### REQUEST
Pick out each line in the records below that contains the string "cryosat", and copy those lines in full.

### DATA PROVIDED
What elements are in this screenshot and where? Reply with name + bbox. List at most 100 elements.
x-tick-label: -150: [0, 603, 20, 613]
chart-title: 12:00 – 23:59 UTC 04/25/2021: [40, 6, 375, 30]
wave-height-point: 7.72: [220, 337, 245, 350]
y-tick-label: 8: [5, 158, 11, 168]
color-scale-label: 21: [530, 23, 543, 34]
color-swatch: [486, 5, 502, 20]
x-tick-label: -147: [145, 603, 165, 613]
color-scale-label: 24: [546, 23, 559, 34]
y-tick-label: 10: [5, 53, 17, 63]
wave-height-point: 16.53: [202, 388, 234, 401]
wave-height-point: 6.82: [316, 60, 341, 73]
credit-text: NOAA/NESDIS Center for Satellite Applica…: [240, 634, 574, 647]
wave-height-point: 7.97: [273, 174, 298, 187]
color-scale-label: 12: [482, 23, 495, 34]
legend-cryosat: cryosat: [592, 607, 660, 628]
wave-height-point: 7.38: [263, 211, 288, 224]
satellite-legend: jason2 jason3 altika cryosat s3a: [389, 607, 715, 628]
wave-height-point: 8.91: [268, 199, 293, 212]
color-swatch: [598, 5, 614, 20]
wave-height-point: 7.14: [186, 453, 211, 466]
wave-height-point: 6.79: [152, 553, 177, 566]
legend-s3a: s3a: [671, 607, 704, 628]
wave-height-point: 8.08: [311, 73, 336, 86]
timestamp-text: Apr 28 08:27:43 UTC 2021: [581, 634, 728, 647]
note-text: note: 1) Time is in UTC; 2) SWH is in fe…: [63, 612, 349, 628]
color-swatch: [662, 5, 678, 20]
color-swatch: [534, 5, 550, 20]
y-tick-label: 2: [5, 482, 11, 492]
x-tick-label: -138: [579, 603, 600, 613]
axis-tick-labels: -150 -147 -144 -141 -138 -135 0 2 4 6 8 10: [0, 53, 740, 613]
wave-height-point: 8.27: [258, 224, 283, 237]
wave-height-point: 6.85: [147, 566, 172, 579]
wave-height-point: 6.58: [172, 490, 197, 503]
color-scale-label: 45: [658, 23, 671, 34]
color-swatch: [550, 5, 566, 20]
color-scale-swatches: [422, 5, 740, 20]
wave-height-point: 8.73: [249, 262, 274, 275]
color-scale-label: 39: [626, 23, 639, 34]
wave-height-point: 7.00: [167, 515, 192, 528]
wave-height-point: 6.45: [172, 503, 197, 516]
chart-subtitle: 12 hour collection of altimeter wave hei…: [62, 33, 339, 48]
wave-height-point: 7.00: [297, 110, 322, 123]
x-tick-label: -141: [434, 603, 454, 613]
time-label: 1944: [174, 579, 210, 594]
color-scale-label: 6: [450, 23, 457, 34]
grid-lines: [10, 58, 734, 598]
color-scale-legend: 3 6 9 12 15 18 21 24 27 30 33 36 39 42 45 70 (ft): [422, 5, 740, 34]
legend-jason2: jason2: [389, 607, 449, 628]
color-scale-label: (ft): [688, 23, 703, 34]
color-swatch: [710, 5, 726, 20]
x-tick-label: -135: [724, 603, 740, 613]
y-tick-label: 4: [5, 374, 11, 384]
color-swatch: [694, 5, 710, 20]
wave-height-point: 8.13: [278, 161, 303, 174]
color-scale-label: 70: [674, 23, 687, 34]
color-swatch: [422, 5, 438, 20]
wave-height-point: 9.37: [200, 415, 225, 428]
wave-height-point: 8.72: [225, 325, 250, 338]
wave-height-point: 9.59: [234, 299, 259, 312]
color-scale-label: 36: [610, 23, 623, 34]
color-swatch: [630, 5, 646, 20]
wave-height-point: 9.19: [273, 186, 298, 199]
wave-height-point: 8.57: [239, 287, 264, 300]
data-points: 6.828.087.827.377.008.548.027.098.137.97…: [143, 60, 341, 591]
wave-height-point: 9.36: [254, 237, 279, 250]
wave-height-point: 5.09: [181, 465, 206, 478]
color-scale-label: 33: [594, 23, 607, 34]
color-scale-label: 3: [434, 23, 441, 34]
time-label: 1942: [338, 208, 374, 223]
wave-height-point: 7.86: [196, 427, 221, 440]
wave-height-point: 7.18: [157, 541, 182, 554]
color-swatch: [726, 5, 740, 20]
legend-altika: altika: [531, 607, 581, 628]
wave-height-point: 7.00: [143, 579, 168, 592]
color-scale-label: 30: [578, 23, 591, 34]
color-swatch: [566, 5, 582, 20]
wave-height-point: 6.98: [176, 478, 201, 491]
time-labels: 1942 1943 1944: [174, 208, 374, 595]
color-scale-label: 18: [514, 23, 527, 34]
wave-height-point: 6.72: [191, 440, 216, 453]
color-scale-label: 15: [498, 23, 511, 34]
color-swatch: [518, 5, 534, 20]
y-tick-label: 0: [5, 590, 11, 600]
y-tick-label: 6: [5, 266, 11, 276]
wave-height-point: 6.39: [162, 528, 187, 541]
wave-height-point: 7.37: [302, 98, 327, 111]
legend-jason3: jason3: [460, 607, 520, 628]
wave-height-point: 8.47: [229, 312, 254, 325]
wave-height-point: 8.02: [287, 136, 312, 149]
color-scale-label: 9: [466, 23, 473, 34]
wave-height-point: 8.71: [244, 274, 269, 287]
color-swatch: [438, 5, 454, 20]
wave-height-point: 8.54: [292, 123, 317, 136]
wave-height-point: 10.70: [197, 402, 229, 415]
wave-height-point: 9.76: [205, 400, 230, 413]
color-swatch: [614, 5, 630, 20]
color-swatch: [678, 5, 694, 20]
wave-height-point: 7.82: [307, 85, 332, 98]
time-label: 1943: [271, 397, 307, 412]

### WRITTEN RESPONSE
legend-cryosat: cryosat: [592, 607, 660, 628]
satellite-legend: jason2 jason3 altika cryosat s3a: [389, 607, 715, 628]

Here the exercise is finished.